[Work required]: Copy each line below in which the string "happy" occurs.

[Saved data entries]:
---

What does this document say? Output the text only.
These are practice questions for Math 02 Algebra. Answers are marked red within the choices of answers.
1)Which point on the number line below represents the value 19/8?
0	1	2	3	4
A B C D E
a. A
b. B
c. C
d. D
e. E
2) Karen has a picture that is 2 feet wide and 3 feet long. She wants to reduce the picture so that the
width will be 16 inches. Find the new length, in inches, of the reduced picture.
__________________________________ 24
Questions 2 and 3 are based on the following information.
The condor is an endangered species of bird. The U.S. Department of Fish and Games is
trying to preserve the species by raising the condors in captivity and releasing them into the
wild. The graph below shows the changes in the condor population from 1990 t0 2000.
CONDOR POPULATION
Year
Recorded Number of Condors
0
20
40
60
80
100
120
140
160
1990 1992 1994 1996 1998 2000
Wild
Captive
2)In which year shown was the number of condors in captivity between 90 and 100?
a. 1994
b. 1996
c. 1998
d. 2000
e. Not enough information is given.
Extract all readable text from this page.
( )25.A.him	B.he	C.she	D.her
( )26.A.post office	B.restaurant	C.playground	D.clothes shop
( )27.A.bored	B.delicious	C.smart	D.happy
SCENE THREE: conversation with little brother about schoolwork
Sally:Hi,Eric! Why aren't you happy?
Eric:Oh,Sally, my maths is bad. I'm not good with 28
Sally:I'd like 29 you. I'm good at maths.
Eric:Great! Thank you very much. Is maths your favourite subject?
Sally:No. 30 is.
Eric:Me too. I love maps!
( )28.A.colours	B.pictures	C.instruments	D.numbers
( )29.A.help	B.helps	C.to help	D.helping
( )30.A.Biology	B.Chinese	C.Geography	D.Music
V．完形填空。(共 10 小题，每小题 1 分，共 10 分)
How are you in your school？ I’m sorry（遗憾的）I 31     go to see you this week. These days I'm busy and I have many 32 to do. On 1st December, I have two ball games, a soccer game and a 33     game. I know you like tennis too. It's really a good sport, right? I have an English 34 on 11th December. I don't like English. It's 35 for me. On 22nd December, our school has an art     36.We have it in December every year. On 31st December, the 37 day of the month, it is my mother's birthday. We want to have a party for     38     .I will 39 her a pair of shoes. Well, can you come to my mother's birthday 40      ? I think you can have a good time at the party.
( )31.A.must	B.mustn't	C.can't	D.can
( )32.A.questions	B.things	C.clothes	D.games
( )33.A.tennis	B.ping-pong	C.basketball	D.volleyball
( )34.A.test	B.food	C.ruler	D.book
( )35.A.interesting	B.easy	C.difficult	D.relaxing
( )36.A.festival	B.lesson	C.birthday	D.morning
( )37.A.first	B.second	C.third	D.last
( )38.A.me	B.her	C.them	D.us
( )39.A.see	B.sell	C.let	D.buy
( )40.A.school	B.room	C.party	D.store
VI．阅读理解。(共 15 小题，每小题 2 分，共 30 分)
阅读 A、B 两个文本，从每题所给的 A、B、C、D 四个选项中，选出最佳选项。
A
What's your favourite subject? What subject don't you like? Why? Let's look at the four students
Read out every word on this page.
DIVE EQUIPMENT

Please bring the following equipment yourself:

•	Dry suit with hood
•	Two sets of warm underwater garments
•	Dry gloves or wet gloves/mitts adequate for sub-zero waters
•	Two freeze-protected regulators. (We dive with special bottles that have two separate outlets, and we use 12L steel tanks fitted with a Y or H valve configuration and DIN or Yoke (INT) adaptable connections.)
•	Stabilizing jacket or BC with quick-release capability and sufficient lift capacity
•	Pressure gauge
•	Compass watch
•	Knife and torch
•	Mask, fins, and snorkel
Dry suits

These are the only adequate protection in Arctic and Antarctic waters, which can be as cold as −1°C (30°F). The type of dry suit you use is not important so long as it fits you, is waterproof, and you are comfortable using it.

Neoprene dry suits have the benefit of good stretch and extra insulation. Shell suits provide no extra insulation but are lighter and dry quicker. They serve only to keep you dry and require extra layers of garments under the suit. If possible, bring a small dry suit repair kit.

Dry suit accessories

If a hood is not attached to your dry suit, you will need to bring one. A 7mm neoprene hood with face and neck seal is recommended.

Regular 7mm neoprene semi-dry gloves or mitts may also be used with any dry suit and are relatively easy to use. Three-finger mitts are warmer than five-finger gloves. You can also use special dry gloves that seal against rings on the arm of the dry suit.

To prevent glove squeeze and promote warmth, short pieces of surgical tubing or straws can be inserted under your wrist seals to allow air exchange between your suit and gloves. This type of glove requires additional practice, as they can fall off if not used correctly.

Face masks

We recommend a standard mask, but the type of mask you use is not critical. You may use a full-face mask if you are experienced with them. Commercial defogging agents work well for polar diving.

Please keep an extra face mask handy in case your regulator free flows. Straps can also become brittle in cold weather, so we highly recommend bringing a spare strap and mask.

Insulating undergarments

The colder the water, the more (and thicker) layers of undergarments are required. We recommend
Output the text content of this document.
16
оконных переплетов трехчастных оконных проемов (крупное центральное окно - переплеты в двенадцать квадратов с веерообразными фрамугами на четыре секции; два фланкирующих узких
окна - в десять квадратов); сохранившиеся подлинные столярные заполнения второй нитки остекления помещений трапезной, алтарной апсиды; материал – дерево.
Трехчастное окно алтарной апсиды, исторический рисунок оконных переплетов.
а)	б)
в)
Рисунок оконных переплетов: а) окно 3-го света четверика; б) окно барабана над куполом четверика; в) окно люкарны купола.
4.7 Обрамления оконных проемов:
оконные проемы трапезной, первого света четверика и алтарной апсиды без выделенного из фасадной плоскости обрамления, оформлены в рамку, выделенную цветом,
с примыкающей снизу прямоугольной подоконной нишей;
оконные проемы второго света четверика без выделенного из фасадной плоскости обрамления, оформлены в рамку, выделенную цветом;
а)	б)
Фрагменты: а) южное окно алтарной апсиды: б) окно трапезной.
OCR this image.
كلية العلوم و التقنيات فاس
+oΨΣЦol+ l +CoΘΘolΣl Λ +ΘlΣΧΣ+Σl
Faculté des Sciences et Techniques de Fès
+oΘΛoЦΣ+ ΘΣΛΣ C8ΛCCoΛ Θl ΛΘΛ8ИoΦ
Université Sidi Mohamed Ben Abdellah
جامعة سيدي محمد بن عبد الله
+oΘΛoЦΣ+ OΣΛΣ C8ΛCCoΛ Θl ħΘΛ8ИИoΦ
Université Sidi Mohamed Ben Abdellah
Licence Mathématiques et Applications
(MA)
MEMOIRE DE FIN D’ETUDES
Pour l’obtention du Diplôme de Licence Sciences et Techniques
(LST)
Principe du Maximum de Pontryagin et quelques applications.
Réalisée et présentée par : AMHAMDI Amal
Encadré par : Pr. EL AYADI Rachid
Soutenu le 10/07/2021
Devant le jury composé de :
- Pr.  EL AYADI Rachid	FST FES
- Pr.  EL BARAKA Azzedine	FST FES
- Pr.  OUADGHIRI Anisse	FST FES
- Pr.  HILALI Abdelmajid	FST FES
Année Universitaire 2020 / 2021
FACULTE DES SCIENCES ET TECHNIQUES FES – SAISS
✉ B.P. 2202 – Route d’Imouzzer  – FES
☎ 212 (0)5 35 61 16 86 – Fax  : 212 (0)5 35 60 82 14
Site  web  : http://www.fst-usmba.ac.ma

---

[Solution for this exercise]:
( )27.A.bored	B.delicious	C.smart	D.happy
Sally:Hi,Eric! Why aren't you happy?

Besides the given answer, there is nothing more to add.